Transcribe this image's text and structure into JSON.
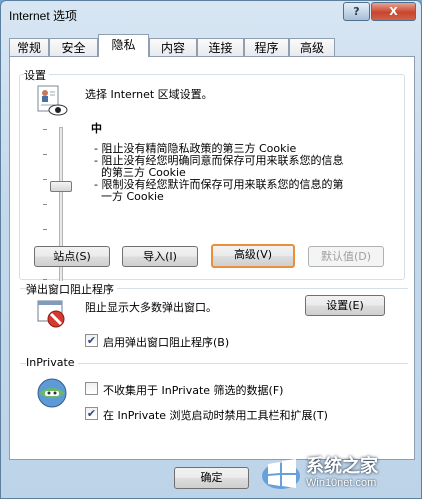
{
  "window": {
    "title": "Internet 选项",
    "help_label": "?",
    "close_label": "X"
  },
  "tabs": [
    {
      "label": "常规"
    },
    {
      "label": "安全"
    },
    {
      "label": "隐私"
    },
    {
      "label": "内容"
    },
    {
      "label": "连接"
    },
    {
      "label": "程序"
    },
    {
      "label": "高级"
    }
  ],
  "settings": {
    "group_title": "设置",
    "zone_text": "选择 Internet 区域设置。",
    "level": "中",
    "bullets": [
      "- 阻止没有精简隐私政策的第三方 Cookie",
      "- 阻止没有经您明确同意而保存可用来联系您的信息\n  的第三方 Cookie",
      "- 限制没有经您默许而保存可用来联系您的信息的第\n  一方 Cookie"
    ],
    "buttons": {
      "sites": "站点(S)",
      "import": "导入(I)",
      "advanced": "高级(V)",
      "default": "默认值(D)"
    }
  },
  "popup": {
    "group_title": "弹出窗口阻止程序",
    "description": "阻止显示大多数弹出窗口。",
    "settings_button": "设置(E)",
    "enable_label": "启用弹出窗口阻止程序(B)",
    "enable_checked": true
  },
  "inprivate": {
    "group_title": "InPrivate",
    "option1": "不收集用于 InPrivate 筛选的数据(F)",
    "option1_checked": false,
    "option2": "在 InPrivate 浏览启动时禁用工具栏和扩展(T)",
    "option2_checked": true
  },
  "footer": {
    "ok_label": "确定"
  },
  "watermark": {
    "line1": "系统之家",
    "line2": "Win10net.com"
  },
  "colors": {
    "focus_border": "#e8913a",
    "check": "#2a4b7c"
  }
}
◇ ◇ ◇ ◇ ◇
| WHAT TO DO |
Omit the pictures and restate the rest of the records verbatim.

| RIGHT ANSWER |
Transcribe this image's text and structure into JSON.
{
  "window": {
    "title": "Internet 选项",
    "help_label": "?",
    "close_label": "X"
  },
  "tabs": [
    {
      "label": "常规"
    },
    {
      "label": "安全"
    },
    {
      "label": "隐私"
    },
    {
      "label": "内容"
    },
    {
      "label": "连接"
    },
    {
      "label": "程序"
    },
    {
      "label": "高级"
    }
  ],
  "settings": {
    "group_title": "设置",
    "zone_text": "选择 Internet 区域设置。",
    "level": "中",
    "bullets": [
      "- 阻止没有精简隐私政策的第三方 Cookie",
      "- 阻止没有经您明确同意而保存可用来联系您的信息\n  的第三方 Cookie",
      "- 限制没有经您默许而保存可用来联系您的信息的第\n  一方 Cookie"
    ],
    "buttons": {
      "sites": "站点(S)",
      "import": "导入(I)",
      "advanced": "高级(V)",
      "default": "默认值(D)"
    }
  },
  "popup": {
    "group_title": "弹出窗口阻止程序",
    "description": "阻止显示大多数弹出窗口。",
    "settings_button": "设置(E)",
    "enable_label": "启用弹出窗口阻止程序(B)",
    "enable_checked": true
  },
  "inprivate": {
    "group_title": "InPrivate",
    "option1": "不收集用于 InPrivate 筛选的数据(F)",
    "option1_checked": false,
    "option2": "在 InPrivate 浏览启动时禁用工具栏和扩展(T)",
    "option2_checked": true
  },
  "footer": {
    "ok_label": "确定"
  },
  "watermark": {
    "line1": "系统之家",
    "line2": "Win10net.com"
  },
  "colors": {
    "focus_border": "#e8913a",
    "check": "#2a4b7c"
  }
}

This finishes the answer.